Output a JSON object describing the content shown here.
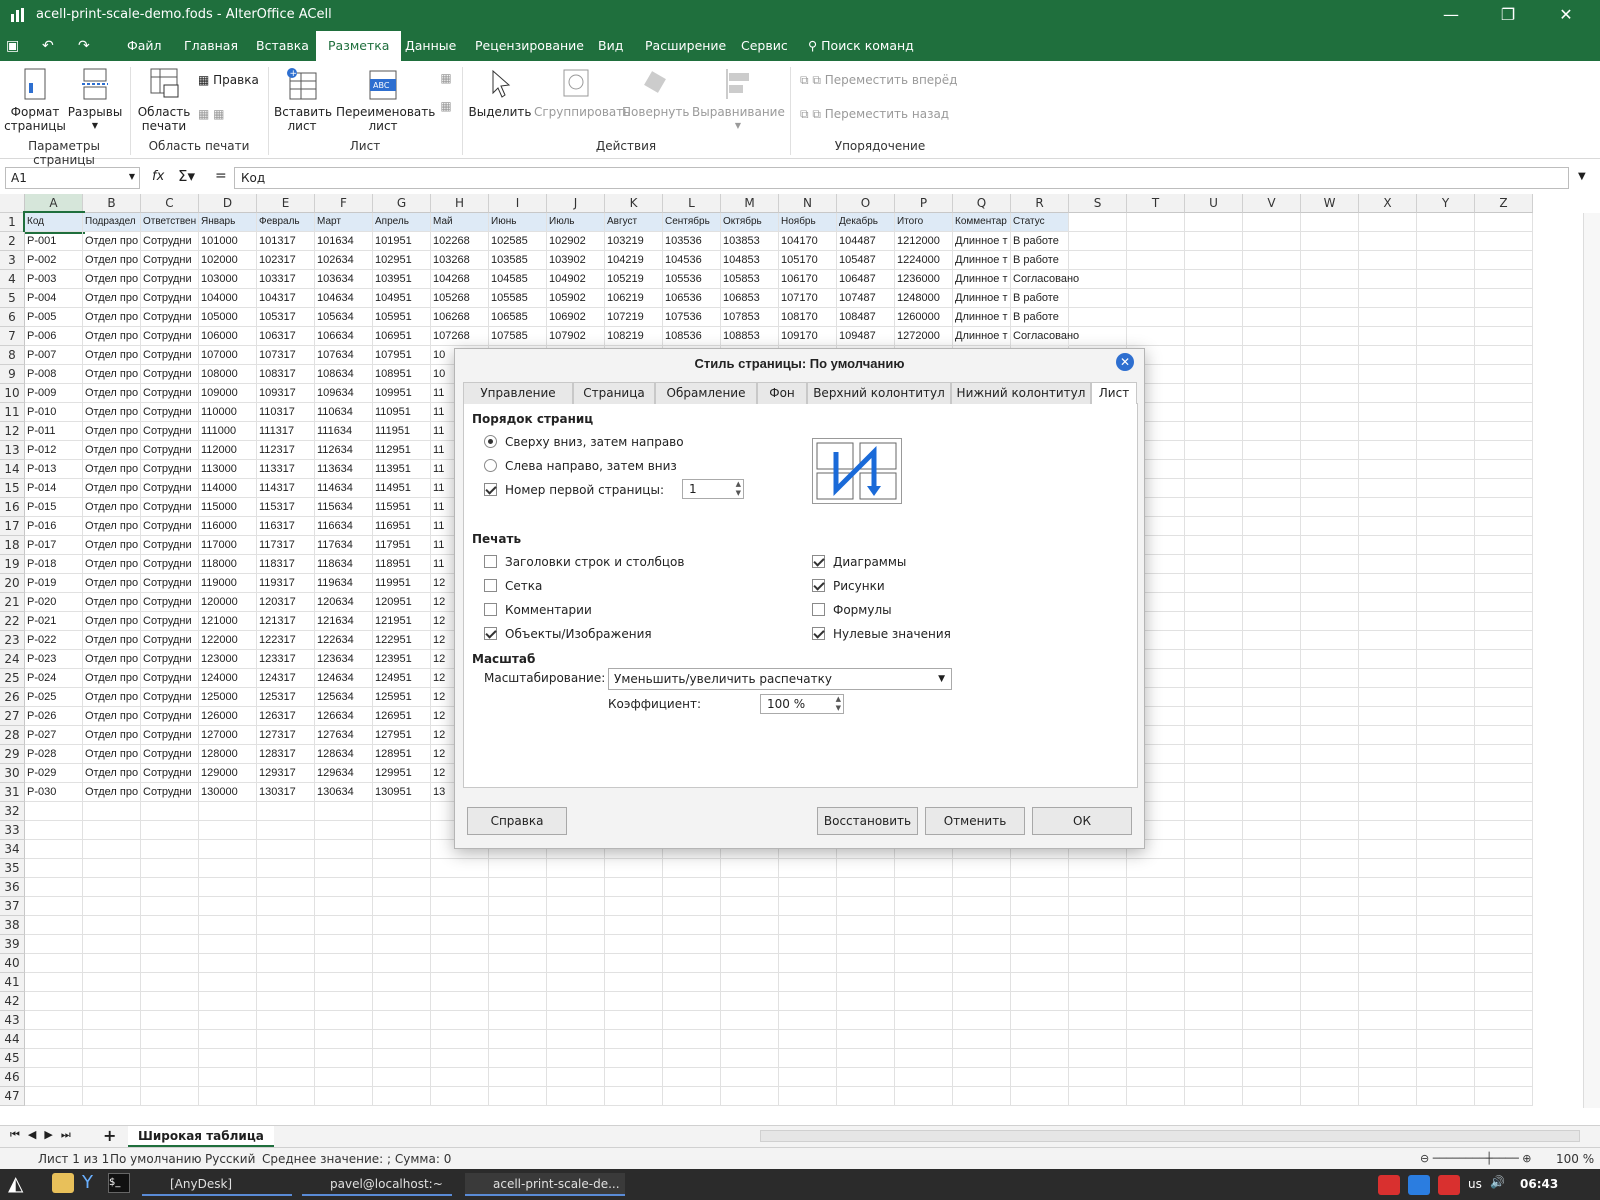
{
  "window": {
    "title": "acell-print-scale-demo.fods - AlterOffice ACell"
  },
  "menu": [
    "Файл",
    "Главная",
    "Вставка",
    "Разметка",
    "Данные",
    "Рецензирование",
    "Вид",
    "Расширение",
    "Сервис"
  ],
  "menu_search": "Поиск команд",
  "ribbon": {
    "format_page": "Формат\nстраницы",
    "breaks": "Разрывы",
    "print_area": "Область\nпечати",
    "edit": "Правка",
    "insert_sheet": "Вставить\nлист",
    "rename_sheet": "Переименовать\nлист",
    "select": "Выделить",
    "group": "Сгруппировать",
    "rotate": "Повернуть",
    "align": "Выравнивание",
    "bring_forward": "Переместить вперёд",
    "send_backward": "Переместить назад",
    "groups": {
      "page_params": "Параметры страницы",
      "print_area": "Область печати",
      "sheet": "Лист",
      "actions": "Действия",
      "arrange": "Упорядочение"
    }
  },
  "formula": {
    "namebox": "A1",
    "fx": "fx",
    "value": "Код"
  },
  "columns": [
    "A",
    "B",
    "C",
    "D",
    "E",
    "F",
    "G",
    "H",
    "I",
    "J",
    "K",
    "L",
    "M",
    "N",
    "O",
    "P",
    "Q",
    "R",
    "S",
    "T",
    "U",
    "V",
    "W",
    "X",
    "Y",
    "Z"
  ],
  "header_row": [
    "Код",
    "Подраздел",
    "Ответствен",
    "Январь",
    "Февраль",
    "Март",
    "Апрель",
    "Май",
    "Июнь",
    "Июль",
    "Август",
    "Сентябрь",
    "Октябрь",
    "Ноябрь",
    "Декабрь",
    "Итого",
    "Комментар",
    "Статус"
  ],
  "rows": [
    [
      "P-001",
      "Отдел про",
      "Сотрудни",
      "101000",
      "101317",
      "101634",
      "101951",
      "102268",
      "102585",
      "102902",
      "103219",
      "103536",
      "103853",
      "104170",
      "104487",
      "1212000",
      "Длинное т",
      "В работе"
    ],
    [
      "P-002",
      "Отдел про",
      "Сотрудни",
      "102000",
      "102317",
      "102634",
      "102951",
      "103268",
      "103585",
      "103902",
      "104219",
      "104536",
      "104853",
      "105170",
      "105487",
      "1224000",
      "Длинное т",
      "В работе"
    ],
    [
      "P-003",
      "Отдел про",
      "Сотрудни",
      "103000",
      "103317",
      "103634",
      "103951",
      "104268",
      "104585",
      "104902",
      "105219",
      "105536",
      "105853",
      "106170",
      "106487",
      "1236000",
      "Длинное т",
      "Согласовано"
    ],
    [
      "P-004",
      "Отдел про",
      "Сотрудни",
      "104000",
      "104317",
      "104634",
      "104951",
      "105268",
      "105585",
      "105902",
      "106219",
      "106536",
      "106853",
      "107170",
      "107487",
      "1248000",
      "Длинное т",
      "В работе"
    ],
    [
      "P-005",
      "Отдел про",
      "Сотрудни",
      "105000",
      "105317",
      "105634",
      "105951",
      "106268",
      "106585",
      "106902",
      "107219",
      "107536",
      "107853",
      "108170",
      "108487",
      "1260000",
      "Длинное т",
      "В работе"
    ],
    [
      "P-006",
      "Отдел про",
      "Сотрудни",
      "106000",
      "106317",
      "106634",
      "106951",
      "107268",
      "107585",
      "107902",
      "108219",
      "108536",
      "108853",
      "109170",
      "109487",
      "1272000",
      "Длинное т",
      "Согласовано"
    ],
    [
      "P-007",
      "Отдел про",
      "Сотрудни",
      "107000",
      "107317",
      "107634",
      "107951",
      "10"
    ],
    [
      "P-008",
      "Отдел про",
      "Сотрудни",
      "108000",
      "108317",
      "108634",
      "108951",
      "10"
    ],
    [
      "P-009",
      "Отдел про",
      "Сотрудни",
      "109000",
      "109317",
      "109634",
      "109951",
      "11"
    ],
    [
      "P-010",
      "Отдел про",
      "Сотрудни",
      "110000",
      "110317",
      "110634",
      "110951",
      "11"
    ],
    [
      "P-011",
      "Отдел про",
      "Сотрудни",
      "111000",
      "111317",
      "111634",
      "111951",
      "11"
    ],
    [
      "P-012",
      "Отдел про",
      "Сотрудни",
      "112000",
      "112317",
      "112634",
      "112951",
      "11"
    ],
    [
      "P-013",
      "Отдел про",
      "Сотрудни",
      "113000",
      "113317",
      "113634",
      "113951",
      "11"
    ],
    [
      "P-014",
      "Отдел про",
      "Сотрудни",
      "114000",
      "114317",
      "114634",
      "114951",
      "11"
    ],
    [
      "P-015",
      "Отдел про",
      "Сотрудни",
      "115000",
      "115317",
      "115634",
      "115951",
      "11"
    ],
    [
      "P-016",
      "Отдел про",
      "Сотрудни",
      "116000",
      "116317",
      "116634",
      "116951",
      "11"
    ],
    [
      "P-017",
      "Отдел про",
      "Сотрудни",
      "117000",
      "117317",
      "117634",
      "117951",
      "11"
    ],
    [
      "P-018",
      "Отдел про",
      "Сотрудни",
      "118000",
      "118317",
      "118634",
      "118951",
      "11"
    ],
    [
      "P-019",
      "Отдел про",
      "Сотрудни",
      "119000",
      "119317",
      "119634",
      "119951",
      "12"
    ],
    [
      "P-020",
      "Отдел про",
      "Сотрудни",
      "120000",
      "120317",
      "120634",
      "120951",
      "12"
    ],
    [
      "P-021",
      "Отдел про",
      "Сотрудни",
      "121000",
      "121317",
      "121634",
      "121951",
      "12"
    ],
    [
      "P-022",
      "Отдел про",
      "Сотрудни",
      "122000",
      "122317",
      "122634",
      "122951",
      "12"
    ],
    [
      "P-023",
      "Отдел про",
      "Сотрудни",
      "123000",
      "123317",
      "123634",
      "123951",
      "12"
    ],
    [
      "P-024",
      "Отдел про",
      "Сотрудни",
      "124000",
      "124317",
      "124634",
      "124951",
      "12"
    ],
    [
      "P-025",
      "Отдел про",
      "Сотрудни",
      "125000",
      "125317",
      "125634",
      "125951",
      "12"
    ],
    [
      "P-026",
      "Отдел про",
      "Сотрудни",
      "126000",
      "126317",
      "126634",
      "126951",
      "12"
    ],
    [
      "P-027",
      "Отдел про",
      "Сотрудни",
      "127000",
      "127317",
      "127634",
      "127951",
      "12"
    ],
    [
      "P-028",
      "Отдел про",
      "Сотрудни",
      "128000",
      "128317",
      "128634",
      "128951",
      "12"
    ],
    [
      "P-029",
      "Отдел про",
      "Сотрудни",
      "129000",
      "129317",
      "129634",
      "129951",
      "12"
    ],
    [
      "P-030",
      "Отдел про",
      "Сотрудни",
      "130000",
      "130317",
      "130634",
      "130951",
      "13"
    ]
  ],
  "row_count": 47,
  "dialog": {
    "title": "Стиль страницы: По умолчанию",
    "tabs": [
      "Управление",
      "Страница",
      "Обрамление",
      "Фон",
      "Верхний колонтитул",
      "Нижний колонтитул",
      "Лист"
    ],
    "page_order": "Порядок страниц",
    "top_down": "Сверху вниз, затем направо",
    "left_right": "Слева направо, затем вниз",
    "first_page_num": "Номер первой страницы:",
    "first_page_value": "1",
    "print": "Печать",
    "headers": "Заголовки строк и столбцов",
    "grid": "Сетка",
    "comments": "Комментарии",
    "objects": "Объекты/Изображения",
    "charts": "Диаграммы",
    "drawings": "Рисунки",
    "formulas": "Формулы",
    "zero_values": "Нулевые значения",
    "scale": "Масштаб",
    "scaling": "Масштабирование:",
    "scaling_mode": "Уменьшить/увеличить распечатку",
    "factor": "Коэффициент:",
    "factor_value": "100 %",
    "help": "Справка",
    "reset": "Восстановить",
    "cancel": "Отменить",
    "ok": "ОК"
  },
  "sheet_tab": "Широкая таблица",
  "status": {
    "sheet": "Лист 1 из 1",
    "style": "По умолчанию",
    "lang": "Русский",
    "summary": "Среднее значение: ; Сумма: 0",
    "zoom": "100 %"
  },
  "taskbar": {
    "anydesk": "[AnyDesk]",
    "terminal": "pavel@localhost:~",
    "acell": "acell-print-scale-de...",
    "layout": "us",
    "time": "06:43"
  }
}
+-------+
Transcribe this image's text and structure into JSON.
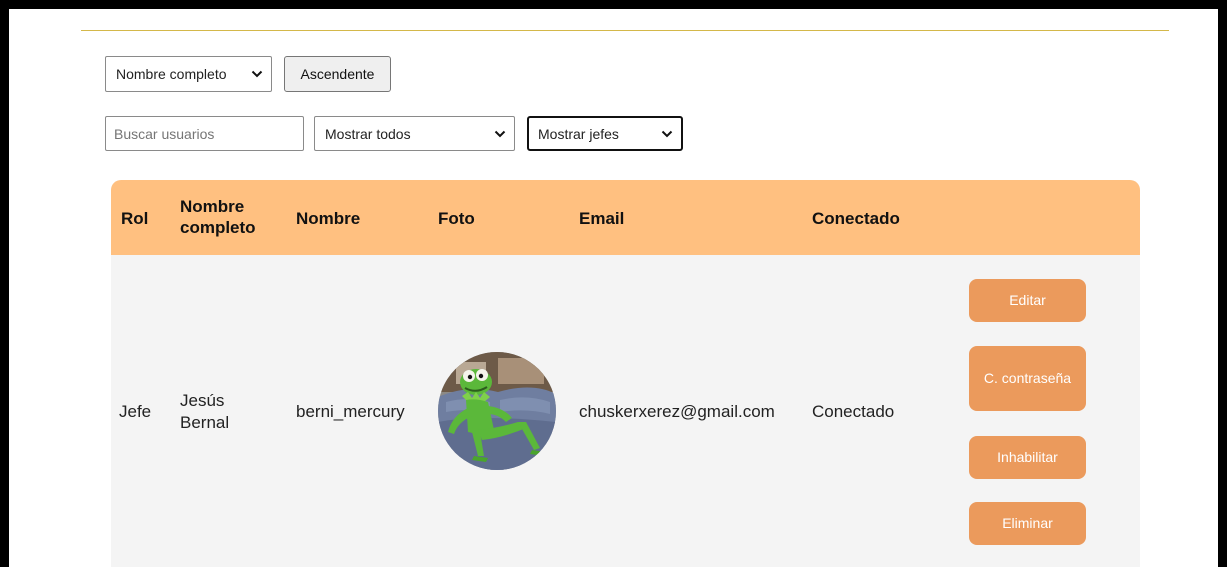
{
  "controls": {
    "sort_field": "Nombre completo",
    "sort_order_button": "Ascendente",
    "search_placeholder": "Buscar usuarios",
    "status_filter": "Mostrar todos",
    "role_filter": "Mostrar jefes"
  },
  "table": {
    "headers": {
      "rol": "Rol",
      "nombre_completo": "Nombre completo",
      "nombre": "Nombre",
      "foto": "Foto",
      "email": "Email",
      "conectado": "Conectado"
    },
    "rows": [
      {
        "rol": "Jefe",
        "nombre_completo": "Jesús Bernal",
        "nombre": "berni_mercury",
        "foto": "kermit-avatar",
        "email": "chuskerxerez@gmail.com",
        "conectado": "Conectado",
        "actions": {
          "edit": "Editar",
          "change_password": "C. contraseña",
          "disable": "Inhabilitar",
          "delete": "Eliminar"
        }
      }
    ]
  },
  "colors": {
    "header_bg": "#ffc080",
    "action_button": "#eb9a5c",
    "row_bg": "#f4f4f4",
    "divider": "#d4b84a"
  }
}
+-------+
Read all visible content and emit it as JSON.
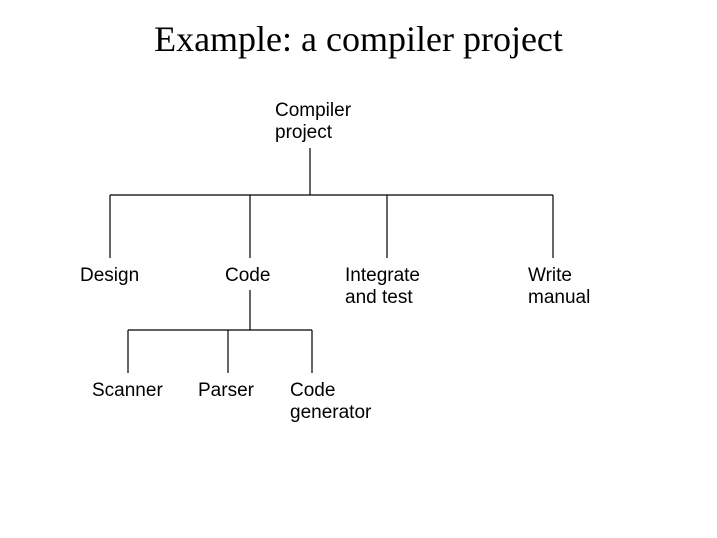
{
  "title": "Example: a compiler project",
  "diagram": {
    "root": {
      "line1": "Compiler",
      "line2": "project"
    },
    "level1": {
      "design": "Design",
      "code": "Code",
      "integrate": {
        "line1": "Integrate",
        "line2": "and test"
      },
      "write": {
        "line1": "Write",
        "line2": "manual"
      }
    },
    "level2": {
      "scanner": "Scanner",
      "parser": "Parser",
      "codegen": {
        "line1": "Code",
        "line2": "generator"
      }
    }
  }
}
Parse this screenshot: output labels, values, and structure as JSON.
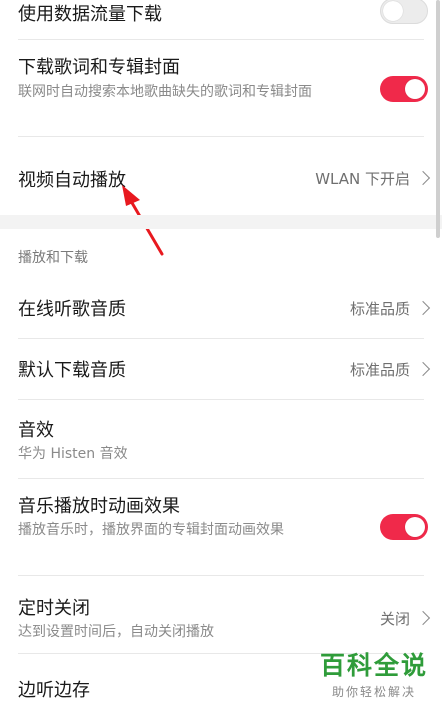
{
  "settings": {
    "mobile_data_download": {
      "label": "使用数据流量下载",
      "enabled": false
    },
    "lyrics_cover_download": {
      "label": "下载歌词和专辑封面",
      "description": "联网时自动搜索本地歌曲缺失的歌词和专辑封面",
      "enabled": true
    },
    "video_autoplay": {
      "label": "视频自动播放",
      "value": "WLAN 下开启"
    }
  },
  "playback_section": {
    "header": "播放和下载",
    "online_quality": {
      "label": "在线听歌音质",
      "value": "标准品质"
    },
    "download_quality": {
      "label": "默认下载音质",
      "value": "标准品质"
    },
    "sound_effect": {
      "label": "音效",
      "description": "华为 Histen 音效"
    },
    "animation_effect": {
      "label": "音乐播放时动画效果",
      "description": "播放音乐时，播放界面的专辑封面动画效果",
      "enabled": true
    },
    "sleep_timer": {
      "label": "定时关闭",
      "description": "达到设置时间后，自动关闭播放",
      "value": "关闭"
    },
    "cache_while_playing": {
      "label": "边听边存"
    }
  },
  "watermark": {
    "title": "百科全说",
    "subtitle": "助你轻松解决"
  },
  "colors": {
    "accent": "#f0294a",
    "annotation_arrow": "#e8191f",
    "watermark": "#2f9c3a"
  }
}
+-------+
Scan the material above. Copy each line that holds the word "Переместить".

• Worked solution:
    "bring_forward": "Переместить вперёд",
    "send_backward": "Переместить назад",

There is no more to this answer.